Identify each line below that contains the word "xlabel", and copy it out.

^^^^^^^^^^^^^^^^

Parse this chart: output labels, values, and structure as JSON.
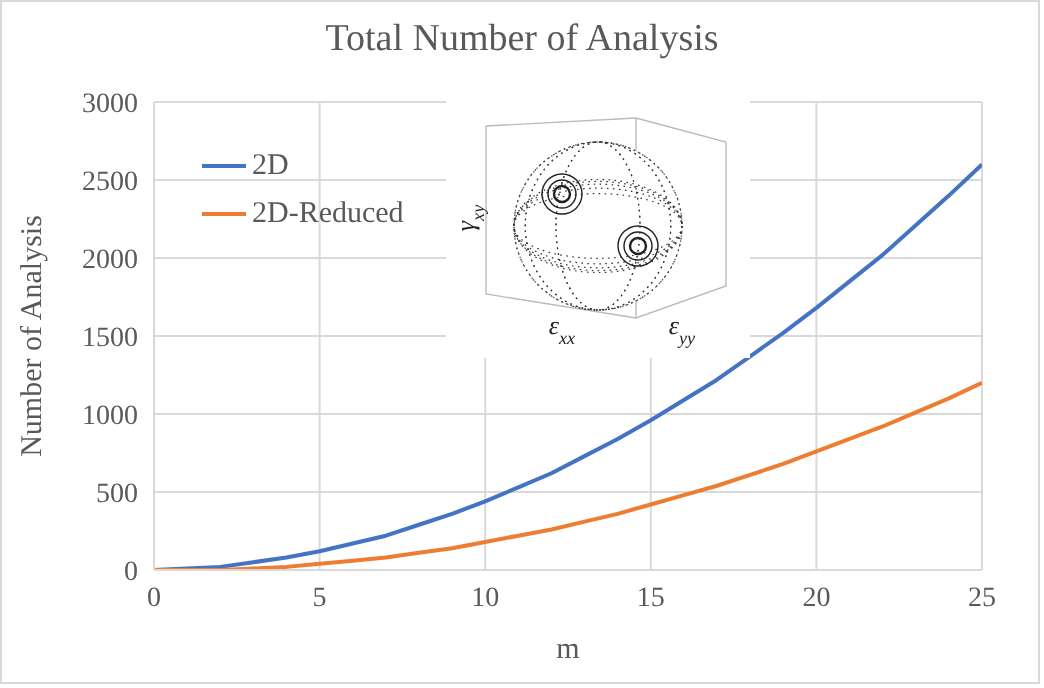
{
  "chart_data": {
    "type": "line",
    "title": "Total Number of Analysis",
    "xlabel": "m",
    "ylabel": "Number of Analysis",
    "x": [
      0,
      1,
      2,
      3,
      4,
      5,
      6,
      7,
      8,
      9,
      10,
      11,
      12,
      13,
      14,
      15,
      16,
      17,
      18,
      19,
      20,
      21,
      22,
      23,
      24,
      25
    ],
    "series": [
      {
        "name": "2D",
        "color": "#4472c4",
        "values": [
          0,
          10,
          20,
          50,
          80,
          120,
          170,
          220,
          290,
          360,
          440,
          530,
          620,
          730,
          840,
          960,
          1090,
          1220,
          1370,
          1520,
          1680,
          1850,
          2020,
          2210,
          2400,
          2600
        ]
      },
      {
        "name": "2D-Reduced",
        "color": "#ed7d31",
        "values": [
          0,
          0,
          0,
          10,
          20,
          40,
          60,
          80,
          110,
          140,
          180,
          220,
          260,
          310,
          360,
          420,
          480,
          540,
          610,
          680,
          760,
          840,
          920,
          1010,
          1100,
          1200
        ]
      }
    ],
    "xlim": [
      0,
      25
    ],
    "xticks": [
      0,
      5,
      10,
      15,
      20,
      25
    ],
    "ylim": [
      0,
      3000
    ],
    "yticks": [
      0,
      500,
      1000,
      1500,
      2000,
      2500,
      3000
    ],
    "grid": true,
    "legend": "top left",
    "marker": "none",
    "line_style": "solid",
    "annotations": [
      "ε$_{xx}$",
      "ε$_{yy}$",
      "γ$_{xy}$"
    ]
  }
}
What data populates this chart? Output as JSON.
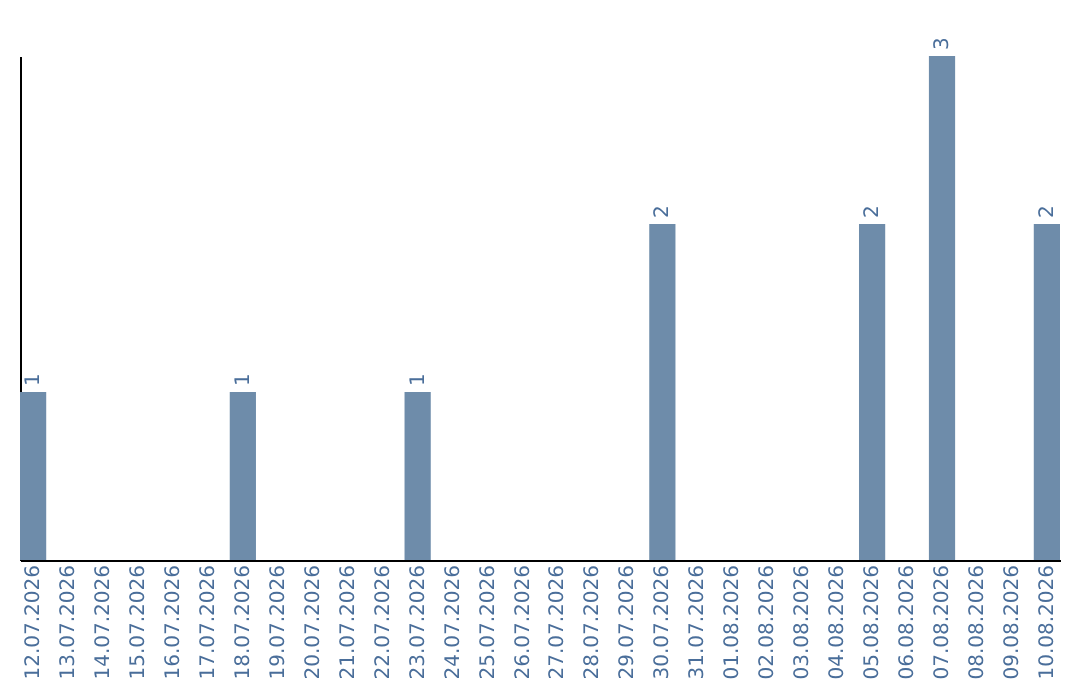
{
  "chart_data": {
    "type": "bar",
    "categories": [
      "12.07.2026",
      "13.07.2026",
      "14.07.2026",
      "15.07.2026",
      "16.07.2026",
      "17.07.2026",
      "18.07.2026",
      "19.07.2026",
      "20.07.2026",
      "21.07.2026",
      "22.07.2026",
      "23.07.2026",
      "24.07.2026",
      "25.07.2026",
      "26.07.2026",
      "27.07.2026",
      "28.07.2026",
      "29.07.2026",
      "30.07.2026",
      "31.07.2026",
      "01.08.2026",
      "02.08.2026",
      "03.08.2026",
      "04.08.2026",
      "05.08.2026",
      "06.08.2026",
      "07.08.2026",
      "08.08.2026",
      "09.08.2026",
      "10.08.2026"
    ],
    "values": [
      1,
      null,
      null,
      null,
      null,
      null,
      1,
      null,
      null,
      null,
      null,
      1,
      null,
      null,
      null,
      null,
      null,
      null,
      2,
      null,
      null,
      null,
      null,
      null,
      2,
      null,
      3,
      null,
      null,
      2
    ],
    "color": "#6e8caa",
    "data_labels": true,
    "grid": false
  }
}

^^^^^^^^^^^^^^^^

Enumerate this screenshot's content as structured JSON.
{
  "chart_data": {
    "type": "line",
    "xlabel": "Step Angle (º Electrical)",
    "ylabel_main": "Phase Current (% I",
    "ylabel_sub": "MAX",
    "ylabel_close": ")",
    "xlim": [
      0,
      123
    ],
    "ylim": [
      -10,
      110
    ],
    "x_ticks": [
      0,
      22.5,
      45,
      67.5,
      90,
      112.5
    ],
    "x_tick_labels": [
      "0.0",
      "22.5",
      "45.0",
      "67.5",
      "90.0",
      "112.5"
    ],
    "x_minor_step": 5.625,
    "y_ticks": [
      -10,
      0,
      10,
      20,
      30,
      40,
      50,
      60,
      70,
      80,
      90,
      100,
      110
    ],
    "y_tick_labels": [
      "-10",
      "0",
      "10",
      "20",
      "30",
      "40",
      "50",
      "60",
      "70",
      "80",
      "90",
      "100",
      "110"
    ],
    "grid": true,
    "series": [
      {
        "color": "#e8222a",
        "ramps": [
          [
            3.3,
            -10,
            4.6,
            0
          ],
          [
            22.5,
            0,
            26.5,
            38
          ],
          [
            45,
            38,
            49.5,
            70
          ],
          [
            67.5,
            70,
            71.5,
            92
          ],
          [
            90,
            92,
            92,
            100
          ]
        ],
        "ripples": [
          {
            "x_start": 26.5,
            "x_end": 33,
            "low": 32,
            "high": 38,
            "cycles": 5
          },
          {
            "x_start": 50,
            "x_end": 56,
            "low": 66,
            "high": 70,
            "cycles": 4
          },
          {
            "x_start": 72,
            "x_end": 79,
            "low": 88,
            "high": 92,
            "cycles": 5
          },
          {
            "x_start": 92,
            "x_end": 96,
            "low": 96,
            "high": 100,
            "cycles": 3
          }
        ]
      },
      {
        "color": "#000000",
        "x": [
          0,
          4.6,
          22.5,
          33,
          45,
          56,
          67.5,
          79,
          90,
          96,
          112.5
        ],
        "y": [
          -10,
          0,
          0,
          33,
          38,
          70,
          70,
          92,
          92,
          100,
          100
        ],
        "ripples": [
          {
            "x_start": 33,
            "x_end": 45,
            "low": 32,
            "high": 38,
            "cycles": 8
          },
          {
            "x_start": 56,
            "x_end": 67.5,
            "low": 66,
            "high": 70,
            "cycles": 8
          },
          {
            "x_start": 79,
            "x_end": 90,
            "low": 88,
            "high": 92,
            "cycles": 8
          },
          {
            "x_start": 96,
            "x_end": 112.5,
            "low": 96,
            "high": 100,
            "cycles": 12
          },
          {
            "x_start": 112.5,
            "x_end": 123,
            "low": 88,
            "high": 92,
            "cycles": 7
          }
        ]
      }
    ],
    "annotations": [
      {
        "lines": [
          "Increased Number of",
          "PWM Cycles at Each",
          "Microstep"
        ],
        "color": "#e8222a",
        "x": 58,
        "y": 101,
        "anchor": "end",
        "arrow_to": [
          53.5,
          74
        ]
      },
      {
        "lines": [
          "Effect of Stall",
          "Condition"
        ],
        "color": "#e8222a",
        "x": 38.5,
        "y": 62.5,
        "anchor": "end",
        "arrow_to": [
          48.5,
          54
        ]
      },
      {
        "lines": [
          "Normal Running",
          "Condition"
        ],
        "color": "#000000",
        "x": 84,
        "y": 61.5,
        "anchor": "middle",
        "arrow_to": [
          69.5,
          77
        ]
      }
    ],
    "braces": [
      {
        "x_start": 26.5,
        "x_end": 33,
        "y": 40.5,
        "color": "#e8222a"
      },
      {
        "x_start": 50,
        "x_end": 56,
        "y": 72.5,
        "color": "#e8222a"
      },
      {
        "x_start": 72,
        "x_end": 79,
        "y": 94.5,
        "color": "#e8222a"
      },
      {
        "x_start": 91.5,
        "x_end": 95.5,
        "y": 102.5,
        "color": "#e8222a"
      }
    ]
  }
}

^^^^^^^^^^^^^^^^

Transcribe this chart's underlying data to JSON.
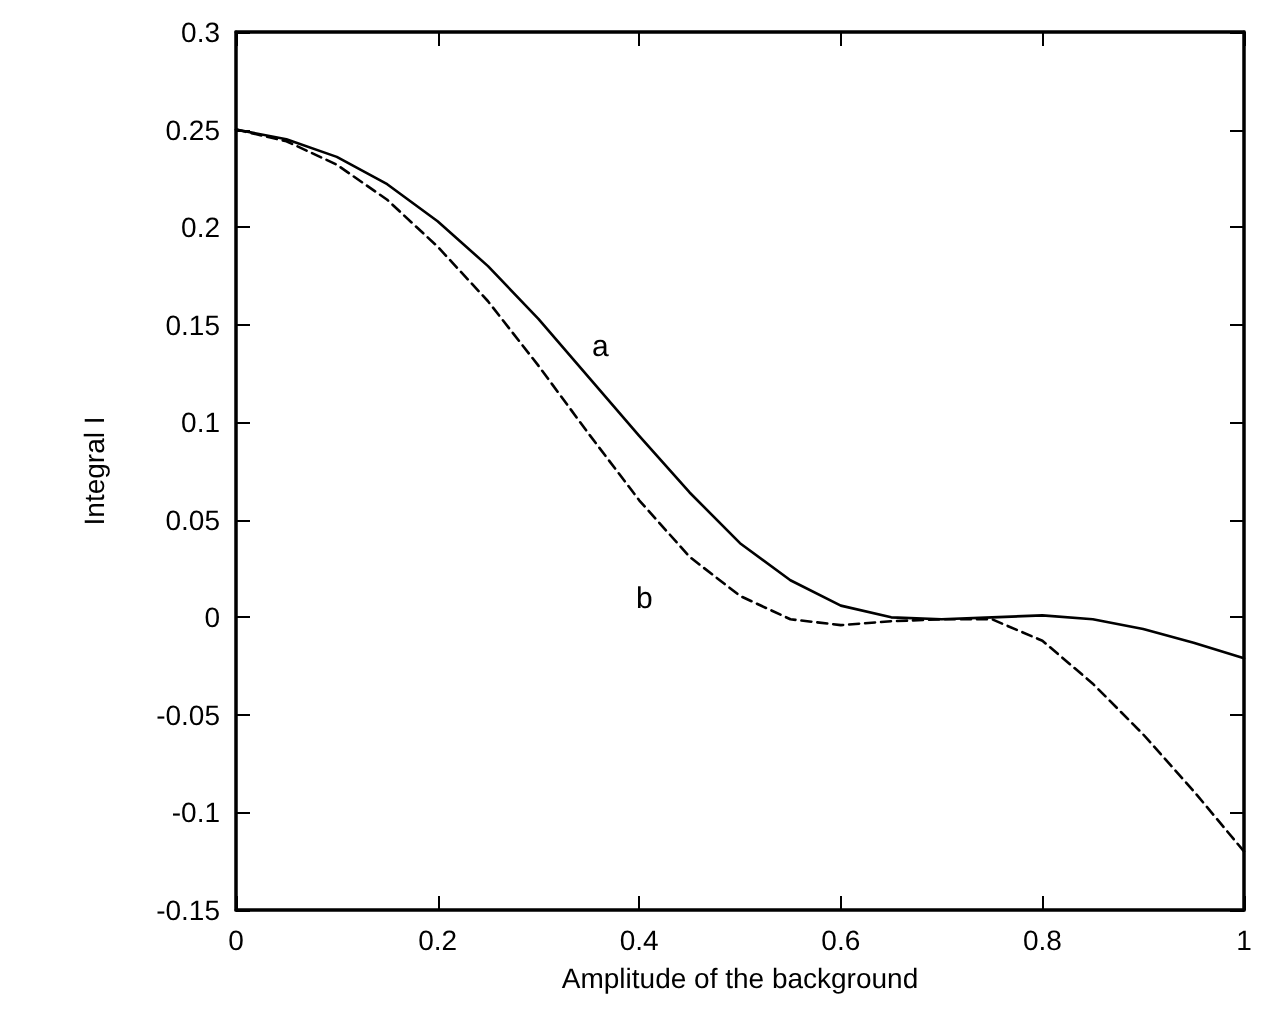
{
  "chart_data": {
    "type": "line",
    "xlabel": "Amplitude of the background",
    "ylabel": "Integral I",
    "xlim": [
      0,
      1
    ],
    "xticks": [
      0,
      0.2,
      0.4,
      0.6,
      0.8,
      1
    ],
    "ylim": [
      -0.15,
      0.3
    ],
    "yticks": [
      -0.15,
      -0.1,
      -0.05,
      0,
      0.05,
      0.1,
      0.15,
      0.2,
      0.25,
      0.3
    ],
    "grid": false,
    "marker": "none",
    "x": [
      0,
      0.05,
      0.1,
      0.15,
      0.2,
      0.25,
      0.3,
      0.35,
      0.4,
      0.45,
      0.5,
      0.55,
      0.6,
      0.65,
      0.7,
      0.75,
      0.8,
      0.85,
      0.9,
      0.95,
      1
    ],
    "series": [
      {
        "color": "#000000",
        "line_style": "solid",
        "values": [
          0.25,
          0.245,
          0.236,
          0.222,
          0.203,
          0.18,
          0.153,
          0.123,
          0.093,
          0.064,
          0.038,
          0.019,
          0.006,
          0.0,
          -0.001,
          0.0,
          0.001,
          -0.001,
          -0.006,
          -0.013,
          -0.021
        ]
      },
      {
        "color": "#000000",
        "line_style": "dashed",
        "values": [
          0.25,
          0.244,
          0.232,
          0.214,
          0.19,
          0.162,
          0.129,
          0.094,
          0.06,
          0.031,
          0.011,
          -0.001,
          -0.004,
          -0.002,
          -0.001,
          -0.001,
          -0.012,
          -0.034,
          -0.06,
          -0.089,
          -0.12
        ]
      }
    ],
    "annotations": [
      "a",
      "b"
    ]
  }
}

^^^^^^^^^^^^^^^^

# Solution
    "xlabel": "m",
    "xlabel": "Step Angle (º Electrical)",
    "xlabel": "Amplitude of the background",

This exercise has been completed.